┌─ 閱讀短文

這場戰爭的結果的是決定性的。來自北方的緬族家庭在這場戰爭後開始在伊洛瓦底三角洲定居。到了19世紀早期,同化和異族通婚使得孟族人口被削減為了一個少數民族。[5]
當下緬甸的孟族人在1740年從定都阿瓦(因瓦)的東吁王國分裂出,並建立了定都勃固的後漢達瓦底王國時,東吁王國的影響力早已衰退了。阿瓦的「宮殿國王」們已無力抵禦曼尼普爾人的突襲。曼尼普爾人的突襲始於1724年,並且他們的掠奪已經漸漸地深入到了上緬甸的更深的地區。南方的蘭納(清邁)在1727年反叛了,而阿瓦未能成功奪回這一地區,而面對中國大清在18世紀30年代中期對北方的撣族國家的吞併,他們也沒做任何反抗。在18世紀40年代早期,東吁的馬哈丹馬拉賈迪巴迪國王對於奪回下緬甸只做了拙劣無效的努力,而到了1745年,漢達瓦底已經成功在下緬甸確立。

└─

**任務說明**
請抄錄關於緬甸孟族歷史的短文中的一段，從含有「這場戰爭的結果的是決定性的。」的字句開始，抄到「達瓦底已經成功在下緬甸確立。」為止，一字不改。 作答時無須參考這些資料。

┌─ 所附資料

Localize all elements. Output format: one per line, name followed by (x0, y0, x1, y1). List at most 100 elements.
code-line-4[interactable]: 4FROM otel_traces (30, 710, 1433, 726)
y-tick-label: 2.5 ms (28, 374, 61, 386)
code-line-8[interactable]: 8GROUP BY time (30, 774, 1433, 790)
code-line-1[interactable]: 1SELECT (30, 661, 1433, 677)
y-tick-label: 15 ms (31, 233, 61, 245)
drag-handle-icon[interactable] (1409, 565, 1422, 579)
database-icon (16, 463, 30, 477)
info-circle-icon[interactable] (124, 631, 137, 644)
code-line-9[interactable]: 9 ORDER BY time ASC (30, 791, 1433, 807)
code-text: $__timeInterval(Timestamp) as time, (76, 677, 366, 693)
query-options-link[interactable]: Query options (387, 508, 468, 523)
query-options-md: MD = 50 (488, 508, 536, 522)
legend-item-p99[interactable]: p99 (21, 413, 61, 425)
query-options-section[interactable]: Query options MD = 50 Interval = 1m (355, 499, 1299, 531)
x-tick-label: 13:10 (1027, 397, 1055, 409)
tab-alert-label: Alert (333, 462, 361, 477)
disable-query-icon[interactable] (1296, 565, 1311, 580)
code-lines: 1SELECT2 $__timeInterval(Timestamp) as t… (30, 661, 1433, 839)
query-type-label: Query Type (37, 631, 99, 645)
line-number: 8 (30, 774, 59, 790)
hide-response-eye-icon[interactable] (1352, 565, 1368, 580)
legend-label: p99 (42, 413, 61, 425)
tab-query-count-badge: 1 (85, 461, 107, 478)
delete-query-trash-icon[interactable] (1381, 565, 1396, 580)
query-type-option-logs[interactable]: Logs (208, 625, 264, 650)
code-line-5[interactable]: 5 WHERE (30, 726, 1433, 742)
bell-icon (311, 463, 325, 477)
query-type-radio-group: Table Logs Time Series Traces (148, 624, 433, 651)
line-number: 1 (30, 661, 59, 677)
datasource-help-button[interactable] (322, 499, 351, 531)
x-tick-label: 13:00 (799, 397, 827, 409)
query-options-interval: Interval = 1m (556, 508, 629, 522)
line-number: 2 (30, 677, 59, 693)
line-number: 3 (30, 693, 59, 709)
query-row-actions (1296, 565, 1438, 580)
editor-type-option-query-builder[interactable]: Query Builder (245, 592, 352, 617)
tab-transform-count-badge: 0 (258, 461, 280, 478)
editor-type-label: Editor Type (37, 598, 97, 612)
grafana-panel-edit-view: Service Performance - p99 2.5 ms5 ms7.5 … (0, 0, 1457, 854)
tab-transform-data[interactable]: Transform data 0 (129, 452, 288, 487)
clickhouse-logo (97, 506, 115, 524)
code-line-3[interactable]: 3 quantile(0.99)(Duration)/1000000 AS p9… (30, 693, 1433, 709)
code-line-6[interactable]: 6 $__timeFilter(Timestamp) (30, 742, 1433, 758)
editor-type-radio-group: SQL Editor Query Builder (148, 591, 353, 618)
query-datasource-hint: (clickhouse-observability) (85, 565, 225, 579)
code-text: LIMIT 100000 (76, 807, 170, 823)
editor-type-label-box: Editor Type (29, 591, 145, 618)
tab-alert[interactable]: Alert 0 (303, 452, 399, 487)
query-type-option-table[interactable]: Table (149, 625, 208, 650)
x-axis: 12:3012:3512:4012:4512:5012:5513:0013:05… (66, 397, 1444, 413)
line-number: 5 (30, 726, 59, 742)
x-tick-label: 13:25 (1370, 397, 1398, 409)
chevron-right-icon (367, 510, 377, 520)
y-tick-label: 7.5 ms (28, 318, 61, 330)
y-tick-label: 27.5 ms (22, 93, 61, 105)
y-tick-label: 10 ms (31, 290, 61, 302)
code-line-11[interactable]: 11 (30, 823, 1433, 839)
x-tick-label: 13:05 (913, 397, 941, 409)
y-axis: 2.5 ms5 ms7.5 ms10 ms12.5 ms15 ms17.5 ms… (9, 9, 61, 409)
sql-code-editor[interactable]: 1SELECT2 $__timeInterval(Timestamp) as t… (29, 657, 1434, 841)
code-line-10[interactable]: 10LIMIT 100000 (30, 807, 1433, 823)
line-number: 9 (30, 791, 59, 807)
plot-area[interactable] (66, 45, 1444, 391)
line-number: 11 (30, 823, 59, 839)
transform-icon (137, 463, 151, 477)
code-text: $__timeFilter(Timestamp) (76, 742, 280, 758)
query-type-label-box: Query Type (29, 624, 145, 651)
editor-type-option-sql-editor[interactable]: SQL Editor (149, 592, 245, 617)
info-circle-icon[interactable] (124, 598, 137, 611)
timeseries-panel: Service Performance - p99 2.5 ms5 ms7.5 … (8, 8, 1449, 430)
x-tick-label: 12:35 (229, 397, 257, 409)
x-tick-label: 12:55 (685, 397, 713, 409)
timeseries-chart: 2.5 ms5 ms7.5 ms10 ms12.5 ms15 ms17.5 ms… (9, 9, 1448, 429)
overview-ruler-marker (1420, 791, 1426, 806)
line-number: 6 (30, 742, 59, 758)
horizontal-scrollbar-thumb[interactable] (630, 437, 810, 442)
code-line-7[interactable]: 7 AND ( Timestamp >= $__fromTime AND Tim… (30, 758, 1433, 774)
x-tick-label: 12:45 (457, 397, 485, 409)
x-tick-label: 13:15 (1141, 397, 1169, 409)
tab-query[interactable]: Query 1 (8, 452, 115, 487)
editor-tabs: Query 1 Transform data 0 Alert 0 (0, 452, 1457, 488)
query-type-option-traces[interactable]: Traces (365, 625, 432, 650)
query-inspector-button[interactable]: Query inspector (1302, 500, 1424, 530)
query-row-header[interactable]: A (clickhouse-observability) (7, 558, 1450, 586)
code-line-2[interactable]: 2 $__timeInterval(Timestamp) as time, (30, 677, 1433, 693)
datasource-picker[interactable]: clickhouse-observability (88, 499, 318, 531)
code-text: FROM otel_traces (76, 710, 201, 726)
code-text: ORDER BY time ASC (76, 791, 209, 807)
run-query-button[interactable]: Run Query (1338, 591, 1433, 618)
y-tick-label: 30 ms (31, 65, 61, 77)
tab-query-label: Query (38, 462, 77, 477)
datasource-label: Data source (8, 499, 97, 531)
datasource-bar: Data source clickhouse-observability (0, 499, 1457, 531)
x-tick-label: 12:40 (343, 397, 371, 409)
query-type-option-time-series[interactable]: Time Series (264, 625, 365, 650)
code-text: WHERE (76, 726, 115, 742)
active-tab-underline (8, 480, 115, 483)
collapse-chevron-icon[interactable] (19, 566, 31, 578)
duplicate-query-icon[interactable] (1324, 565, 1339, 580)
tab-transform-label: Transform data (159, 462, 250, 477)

└─

**作答內容**
這場戰爭的結果的是決定性的。來自北方的緬族家庭在這場戰爭後開始在伊洛瓦底三角洲定居。到了19世紀早期,同化和異族通婚使得孟族人口被削減為了一個少數民族。[5]
當下緬甸的孟族人在1740年從定都阿瓦(因瓦)的東吁王國分裂出,並建立了定都勃固的後漢達瓦底王國時,東吁王國的影響力早已衰退了。阿瓦的「宮殿國王」們已無力抵禦曼尼普爾人的突襲。曼尼普爾人的突襲始於1724年,並且他們的掠奪已經漸漸地深入到了上緬甸的更深的地區。南方的蘭納(清邁)在1727年反叛了,而阿瓦未能成功奪回這一地區,而面對中國大清在18世紀30年代中期對北方的撣族國家的吞併,他們也沒做任何反抗。在18世紀40年代早期,東吁的馬哈丹馬拉賈迪巴迪國王對於奪回下緬甸只做了拙劣無效的努力,而到了1745年,漢達瓦底已經成功在下緬甸確立。